Exercise description: Show every line containing "Root" by copying it.

(Dataset items)
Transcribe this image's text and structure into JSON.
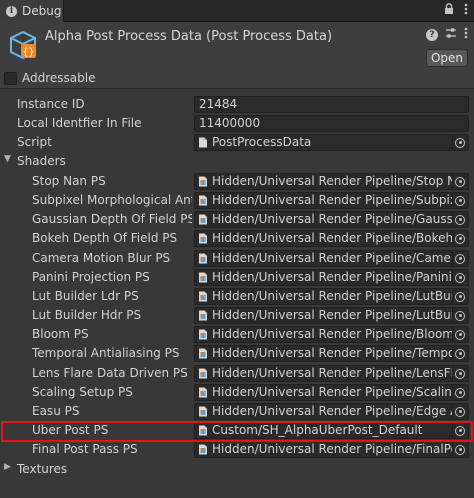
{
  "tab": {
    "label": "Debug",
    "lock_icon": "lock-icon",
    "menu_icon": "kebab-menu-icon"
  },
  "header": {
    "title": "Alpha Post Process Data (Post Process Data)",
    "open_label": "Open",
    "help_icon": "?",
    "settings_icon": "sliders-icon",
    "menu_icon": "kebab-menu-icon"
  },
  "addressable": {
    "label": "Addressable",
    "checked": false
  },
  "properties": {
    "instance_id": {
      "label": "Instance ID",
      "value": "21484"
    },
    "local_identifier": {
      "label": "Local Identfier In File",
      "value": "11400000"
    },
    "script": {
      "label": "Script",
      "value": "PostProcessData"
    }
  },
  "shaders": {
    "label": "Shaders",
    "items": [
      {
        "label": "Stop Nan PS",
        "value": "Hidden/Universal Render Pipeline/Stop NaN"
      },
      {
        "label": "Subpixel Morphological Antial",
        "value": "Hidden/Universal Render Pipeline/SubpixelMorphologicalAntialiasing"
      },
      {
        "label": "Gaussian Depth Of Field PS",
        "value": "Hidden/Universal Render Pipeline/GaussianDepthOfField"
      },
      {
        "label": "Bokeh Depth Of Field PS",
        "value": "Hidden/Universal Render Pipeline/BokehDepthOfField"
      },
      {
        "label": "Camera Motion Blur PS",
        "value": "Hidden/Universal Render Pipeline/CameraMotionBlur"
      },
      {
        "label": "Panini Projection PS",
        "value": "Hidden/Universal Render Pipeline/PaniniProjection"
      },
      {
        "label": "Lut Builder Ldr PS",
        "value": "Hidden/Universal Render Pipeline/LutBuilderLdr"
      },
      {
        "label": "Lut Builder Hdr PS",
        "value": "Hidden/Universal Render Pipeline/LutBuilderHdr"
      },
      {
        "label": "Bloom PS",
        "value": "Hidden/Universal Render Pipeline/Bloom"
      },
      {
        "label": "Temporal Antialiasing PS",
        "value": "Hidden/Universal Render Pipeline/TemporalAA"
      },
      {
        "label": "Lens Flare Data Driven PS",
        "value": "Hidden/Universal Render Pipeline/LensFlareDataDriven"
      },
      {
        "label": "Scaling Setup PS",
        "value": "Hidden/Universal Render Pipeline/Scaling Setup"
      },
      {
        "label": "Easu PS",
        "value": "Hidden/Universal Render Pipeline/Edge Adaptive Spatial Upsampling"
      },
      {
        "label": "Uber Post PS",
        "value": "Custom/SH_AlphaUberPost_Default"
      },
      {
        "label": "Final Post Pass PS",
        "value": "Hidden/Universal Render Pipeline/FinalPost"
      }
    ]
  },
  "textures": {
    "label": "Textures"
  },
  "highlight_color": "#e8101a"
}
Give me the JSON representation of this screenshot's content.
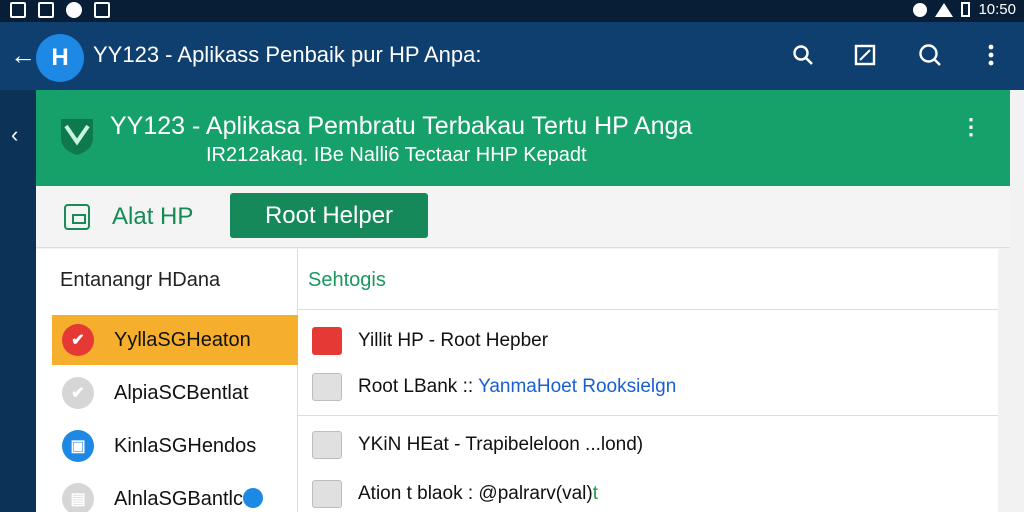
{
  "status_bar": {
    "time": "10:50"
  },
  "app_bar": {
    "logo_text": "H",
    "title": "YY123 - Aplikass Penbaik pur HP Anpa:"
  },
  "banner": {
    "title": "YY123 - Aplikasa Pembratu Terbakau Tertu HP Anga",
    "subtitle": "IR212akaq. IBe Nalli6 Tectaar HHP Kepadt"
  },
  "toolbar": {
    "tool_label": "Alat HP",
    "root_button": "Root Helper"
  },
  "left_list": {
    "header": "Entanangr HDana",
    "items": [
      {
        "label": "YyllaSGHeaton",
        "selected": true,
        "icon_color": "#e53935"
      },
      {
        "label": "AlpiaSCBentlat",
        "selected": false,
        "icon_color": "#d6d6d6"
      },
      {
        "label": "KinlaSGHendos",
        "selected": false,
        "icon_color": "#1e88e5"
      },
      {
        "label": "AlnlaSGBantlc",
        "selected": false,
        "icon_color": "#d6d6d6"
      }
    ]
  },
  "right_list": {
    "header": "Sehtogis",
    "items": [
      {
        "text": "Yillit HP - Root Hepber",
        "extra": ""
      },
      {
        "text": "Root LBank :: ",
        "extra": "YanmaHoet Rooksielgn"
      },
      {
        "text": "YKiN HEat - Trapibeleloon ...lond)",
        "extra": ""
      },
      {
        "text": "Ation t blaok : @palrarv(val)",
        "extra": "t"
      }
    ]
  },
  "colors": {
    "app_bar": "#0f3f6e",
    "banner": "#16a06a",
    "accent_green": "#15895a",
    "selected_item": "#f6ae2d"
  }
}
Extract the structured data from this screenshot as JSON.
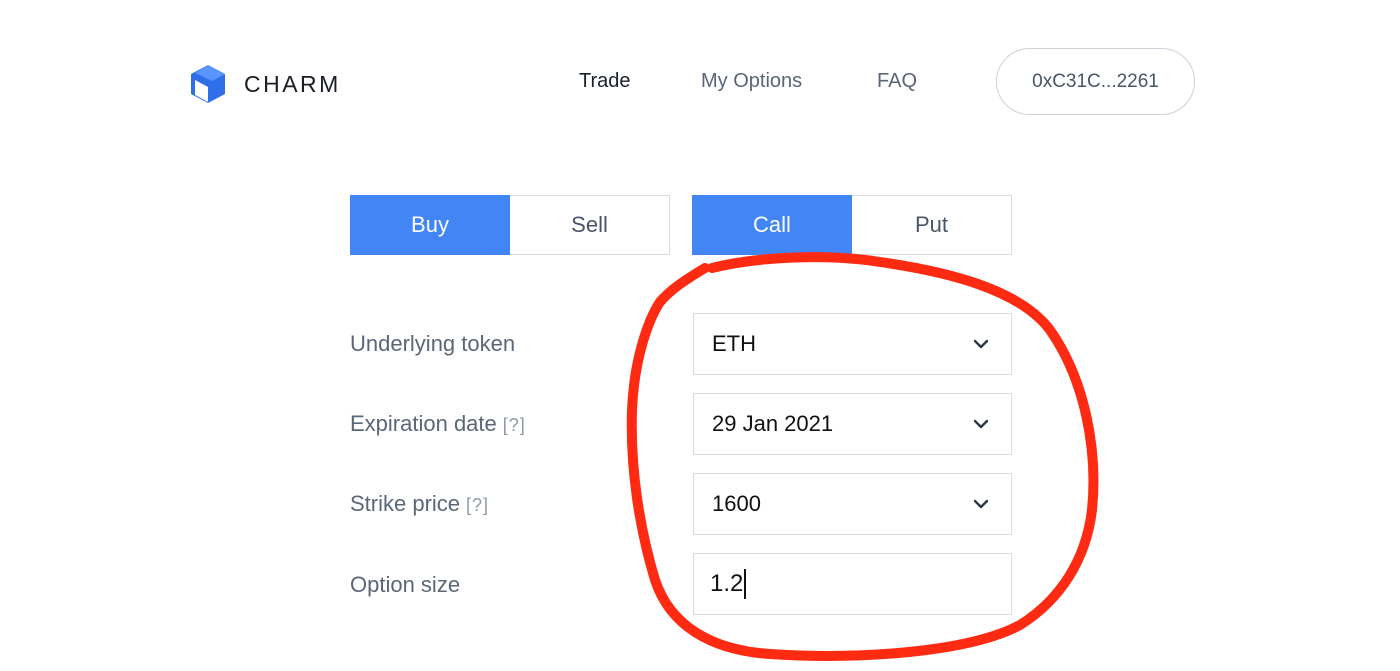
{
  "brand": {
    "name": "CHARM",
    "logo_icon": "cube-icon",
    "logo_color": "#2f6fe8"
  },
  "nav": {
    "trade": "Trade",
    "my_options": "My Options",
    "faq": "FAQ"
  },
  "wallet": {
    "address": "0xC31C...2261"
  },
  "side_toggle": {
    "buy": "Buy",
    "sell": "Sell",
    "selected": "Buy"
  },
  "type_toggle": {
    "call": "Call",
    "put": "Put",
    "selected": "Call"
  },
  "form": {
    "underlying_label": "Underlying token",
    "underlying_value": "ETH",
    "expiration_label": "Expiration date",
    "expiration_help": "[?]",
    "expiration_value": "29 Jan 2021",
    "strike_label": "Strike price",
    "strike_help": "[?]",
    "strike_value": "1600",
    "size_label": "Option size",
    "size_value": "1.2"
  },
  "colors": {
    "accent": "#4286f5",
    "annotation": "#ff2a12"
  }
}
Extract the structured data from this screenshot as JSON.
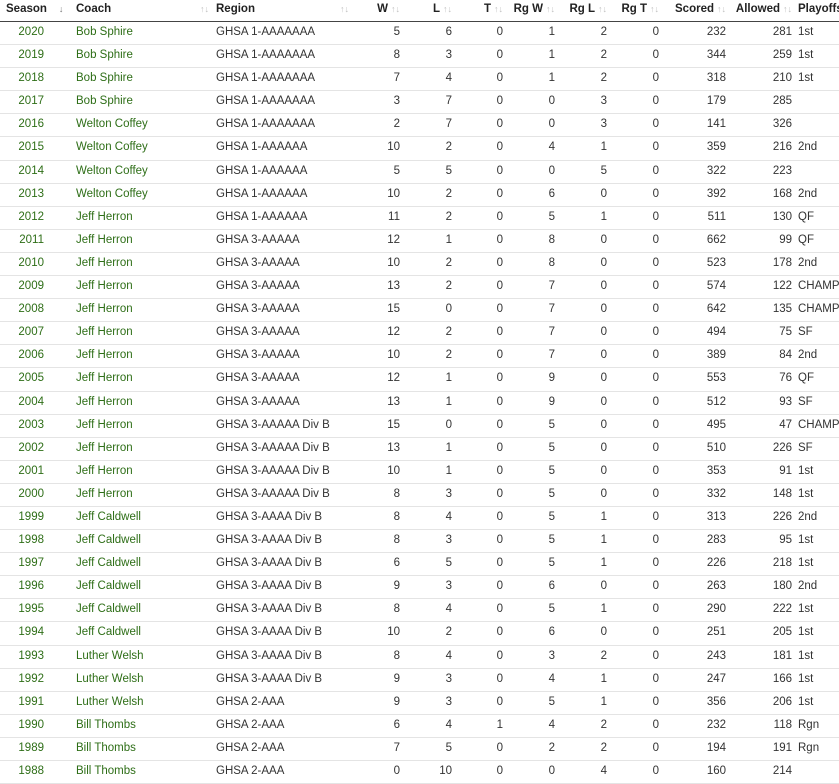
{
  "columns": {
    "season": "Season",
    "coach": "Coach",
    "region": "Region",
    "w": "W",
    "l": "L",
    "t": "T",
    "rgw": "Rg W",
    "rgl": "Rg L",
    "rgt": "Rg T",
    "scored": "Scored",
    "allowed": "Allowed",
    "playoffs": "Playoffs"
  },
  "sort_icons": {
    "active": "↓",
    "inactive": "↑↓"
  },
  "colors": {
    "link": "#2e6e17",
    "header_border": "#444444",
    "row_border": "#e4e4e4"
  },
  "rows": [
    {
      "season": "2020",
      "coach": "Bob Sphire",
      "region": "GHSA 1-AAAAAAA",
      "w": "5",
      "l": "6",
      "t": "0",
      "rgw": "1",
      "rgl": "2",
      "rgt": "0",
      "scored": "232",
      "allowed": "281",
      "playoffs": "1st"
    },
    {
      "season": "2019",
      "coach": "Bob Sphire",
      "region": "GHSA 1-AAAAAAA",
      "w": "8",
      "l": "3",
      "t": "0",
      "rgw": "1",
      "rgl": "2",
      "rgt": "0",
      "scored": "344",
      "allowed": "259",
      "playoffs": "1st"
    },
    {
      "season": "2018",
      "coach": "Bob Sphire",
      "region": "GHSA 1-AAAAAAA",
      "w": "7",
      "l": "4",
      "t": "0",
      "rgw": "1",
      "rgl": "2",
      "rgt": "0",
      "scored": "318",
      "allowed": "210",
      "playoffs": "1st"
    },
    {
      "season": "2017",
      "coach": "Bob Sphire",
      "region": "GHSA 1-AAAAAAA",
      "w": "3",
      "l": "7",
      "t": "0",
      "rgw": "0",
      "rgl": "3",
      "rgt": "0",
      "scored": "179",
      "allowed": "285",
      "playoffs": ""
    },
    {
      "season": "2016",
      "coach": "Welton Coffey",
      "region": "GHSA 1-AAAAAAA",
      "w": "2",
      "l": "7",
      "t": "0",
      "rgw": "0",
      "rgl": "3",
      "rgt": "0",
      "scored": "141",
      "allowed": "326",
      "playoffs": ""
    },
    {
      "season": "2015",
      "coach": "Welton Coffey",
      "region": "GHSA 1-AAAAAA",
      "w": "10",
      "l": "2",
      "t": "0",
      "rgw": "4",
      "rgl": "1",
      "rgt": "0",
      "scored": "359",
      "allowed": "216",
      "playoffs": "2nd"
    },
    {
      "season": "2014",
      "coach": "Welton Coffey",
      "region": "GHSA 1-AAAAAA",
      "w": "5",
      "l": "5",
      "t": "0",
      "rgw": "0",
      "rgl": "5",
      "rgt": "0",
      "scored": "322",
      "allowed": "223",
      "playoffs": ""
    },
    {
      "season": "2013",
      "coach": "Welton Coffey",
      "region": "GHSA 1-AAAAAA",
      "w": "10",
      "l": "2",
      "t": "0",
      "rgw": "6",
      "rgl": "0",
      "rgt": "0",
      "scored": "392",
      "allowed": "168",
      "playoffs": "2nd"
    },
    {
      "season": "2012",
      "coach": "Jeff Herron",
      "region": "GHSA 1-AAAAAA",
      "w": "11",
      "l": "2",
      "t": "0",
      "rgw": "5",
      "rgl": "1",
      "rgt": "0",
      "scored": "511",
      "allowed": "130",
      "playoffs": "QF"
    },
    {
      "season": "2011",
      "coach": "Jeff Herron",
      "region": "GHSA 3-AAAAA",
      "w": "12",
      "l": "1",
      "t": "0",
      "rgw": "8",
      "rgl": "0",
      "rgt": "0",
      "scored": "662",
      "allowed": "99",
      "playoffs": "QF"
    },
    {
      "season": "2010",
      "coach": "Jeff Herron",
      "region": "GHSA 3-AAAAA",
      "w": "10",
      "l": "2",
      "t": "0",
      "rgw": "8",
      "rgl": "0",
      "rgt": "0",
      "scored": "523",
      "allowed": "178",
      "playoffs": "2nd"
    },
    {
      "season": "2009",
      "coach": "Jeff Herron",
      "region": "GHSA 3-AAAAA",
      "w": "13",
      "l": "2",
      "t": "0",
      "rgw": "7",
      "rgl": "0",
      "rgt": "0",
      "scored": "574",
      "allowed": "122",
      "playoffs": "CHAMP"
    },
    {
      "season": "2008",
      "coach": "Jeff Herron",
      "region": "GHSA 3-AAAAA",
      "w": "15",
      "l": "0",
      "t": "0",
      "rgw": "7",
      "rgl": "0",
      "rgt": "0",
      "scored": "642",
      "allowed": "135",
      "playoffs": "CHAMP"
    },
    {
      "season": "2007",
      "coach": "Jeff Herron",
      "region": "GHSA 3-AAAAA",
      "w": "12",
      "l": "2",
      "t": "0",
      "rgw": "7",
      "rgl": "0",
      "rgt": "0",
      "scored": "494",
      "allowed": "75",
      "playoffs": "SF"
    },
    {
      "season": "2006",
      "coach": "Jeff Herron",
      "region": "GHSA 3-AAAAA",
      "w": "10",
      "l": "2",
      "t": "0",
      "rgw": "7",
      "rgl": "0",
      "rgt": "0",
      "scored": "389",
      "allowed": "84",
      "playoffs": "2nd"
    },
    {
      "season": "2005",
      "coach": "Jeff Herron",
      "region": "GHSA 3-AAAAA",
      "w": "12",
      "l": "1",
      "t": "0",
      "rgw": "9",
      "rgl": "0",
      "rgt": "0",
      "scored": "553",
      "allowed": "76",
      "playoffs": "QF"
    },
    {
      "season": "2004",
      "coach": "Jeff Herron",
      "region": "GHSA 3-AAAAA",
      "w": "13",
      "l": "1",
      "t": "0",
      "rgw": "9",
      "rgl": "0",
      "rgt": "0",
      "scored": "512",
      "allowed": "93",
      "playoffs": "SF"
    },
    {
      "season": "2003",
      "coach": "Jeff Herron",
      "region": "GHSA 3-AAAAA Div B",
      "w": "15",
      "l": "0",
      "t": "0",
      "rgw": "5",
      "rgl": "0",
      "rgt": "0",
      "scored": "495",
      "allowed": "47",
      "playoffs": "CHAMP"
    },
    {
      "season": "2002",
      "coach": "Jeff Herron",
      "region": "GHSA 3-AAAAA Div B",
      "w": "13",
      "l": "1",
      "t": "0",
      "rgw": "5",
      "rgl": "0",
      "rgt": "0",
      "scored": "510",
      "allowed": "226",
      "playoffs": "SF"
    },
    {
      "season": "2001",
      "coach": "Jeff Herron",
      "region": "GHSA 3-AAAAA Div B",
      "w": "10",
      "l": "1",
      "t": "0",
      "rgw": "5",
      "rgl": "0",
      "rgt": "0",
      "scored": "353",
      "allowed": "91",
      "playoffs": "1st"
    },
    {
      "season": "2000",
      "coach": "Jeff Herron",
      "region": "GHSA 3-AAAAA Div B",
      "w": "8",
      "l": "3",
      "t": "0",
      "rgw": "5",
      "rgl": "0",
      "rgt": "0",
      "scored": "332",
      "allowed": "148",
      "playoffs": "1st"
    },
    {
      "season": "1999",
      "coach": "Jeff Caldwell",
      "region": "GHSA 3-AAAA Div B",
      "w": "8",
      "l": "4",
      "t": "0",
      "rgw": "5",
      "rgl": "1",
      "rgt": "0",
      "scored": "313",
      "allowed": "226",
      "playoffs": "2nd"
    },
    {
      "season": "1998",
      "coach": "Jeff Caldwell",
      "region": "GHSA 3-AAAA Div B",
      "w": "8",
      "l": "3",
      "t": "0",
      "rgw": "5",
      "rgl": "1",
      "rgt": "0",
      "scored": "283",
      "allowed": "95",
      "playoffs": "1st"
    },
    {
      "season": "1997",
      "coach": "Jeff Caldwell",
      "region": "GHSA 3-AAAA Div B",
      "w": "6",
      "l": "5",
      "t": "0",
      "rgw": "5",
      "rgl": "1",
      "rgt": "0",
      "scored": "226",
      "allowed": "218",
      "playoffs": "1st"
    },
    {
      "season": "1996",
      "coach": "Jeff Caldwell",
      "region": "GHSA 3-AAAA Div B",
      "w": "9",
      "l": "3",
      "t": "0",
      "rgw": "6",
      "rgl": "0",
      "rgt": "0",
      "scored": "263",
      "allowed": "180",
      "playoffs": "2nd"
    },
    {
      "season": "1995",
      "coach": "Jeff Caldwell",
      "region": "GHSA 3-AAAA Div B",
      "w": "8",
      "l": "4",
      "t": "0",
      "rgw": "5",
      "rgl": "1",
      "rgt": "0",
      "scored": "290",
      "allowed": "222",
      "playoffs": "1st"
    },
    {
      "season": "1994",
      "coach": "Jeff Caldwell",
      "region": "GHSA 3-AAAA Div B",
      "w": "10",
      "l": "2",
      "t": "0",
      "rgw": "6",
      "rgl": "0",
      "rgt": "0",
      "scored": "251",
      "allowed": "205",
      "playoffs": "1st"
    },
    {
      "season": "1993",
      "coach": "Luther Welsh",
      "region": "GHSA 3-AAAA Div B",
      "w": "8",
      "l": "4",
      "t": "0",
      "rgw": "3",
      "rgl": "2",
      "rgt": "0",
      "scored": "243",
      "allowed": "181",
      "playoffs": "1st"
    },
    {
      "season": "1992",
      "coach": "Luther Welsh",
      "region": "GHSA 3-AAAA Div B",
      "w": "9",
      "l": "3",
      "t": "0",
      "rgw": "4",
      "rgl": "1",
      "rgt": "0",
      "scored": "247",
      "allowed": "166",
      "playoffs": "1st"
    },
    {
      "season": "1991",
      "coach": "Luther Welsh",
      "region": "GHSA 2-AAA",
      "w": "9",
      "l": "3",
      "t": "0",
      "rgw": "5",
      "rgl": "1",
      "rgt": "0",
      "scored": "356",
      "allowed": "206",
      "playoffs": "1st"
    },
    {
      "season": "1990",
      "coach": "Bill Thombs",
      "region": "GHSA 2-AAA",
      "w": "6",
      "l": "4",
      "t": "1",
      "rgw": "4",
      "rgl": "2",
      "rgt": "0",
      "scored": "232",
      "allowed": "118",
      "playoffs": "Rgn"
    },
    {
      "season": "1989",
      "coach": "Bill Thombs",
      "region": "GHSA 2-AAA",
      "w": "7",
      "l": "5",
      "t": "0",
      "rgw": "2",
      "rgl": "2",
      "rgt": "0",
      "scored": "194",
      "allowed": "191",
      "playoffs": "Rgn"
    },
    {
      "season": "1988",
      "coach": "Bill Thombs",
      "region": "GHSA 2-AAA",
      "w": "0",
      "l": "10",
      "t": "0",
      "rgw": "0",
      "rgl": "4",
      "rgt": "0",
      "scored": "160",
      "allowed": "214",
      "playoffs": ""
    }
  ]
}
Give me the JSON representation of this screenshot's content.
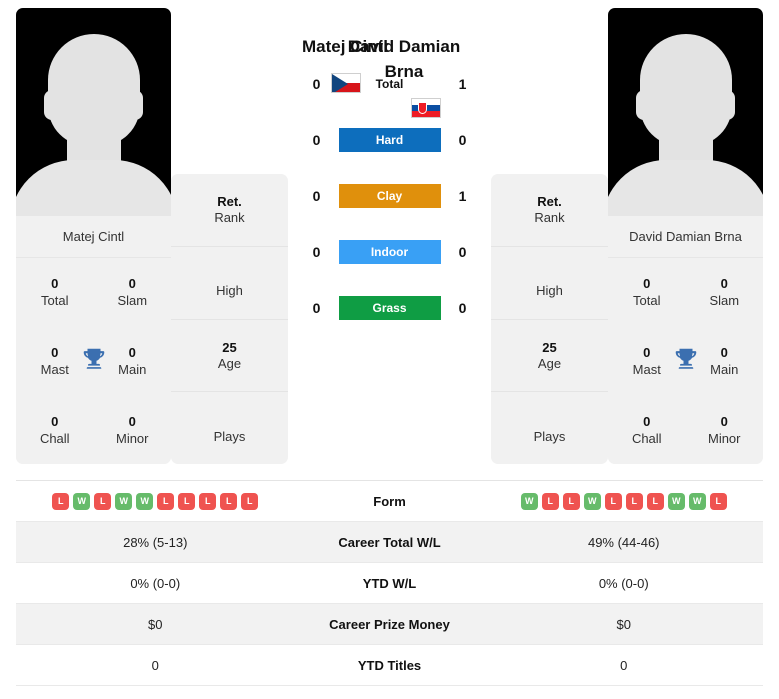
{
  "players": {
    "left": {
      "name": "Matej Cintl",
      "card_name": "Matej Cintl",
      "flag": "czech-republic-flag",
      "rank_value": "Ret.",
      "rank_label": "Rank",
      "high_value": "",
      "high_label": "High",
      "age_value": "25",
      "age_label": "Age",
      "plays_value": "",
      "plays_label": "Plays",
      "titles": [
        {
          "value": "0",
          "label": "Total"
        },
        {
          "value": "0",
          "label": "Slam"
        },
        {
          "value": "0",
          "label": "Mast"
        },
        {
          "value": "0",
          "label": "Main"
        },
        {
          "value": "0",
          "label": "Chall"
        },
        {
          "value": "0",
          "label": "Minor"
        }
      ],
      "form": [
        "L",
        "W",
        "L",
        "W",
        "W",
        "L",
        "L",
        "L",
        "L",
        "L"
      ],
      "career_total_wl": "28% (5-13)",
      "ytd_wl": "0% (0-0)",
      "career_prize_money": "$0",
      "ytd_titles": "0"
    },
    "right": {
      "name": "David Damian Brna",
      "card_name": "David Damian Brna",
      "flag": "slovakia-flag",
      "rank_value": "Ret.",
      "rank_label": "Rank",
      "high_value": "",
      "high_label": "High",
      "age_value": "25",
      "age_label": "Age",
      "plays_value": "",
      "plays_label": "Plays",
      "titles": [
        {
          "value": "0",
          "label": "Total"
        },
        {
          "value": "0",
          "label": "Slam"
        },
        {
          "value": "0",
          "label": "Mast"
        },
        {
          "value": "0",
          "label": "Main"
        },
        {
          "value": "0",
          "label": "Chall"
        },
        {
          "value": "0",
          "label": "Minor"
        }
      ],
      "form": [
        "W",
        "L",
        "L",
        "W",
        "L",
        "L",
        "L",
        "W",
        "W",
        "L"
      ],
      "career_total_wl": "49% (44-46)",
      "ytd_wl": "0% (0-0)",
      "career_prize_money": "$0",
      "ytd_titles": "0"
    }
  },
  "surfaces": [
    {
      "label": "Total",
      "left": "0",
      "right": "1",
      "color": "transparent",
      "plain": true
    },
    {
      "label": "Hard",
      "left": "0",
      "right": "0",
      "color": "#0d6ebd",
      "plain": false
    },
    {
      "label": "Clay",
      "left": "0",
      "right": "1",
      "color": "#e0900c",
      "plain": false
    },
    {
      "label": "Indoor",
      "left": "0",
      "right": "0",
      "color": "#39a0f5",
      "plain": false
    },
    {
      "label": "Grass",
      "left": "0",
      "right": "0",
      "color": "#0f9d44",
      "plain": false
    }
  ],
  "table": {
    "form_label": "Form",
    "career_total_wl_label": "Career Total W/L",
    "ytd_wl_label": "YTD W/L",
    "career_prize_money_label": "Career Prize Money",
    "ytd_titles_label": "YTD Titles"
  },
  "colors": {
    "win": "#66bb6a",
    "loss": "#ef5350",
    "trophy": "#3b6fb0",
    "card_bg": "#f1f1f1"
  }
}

Exercise output:
    "root_button": "Root Helper"
        "text": "Yillit HP - Root Hepber",
        "text": "Root LBank :: ",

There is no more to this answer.